-- DATA EXTRACT --
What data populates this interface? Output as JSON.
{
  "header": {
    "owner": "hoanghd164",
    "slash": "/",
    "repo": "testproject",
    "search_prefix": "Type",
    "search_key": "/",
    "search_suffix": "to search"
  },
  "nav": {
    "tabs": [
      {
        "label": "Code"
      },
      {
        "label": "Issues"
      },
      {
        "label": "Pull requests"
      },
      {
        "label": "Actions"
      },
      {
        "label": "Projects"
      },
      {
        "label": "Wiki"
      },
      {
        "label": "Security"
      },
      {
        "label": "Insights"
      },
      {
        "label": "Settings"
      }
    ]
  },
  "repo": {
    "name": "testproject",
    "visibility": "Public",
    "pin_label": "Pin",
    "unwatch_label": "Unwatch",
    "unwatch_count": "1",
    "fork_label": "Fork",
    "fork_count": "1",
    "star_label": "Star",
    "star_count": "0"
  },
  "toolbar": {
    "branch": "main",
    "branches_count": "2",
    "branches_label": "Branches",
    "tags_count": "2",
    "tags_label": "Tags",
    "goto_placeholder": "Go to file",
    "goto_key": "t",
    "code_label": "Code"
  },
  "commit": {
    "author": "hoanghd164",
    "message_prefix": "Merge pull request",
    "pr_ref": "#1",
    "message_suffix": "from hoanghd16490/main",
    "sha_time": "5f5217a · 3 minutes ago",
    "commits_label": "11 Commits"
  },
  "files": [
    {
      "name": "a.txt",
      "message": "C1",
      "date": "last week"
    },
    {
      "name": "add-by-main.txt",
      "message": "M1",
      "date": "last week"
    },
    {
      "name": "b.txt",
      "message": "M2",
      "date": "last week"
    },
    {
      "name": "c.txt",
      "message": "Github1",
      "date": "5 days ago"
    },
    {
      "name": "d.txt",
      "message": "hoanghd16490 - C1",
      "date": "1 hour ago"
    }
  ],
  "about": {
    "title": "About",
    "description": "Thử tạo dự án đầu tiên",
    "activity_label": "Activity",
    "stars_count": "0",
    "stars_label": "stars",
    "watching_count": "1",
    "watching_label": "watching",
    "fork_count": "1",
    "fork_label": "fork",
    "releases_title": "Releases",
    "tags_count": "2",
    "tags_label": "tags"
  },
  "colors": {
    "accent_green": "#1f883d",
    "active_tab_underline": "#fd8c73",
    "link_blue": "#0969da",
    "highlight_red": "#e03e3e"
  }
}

-- WHAT THE EXERCISE ASKS --
Copy out the material above in its entirety. Every detail must match.

-- WRITTEN ANSWER --
What data populates this interface? Output as JSON.
{
  "header": {
    "owner": "hoanghd164",
    "slash": "/",
    "repo": "testproject",
    "search_prefix": "Type",
    "search_key": "/",
    "search_suffix": "to search"
  },
  "nav": {
    "tabs": [
      {
        "label": "Code"
      },
      {
        "label": "Issues"
      },
      {
        "label": "Pull requests"
      },
      {
        "label": "Actions"
      },
      {
        "label": "Projects"
      },
      {
        "label": "Wiki"
      },
      {
        "label": "Security"
      },
      {
        "label": "Insights"
      },
      {
        "label": "Settings"
      }
    ]
  },
  "repo": {
    "name": "testproject",
    "visibility": "Public",
    "pin_label": "Pin",
    "unwatch_label": "Unwatch",
    "unwatch_count": "1",
    "fork_label": "Fork",
    "fork_count": "1",
    "star_label": "Star",
    "star_count": "0"
  },
  "toolbar": {
    "branch": "main",
    "branches_count": "2",
    "branches_label": "Branches",
    "tags_count": "2",
    "tags_label": "Tags",
    "goto_placeholder": "Go to file",
    "goto_key": "t",
    "code_label": "Code"
  },
  "commit": {
    "author": "hoanghd164",
    "message_prefix": "Merge pull request",
    "pr_ref": "#1",
    "message_suffix": "from hoanghd16490/main",
    "sha_time": "5f5217a · 3 minutes ago",
    "commits_label": "11 Commits"
  },
  "files": [
    {
      "name": "a.txt",
      "message": "C1",
      "date": "last week"
    },
    {
      "name": "add-by-main.txt",
      "message": "M1",
      "date": "last week"
    },
    {
      "name": "b.txt",
      "message": "M2",
      "date": "last week"
    },
    {
      "name": "c.txt",
      "message": "Github1",
      "date": "5 days ago"
    },
    {
      "name": "d.txt",
      "message": "hoanghd16490 - C1",
      "date": "1 hour ago"
    }
  ],
  "about": {
    "title": "About",
    "description": "Thử tạo dự án đầu tiên",
    "activity_label": "Activity",
    "stars_count": "0",
    "stars_label": "stars",
    "watching_count": "1",
    "watching_label": "watching",
    "fork_count": "1",
    "fork_label": "fork",
    "releases_title": "Releases",
    "tags_count": "2",
    "tags_label": "tags"
  },
  "colors": {
    "accent_green": "#1f883d",
    "active_tab_underline": "#fd8c73",
    "link_blue": "#0969da",
    "highlight_red": "#e03e3e"
  }
}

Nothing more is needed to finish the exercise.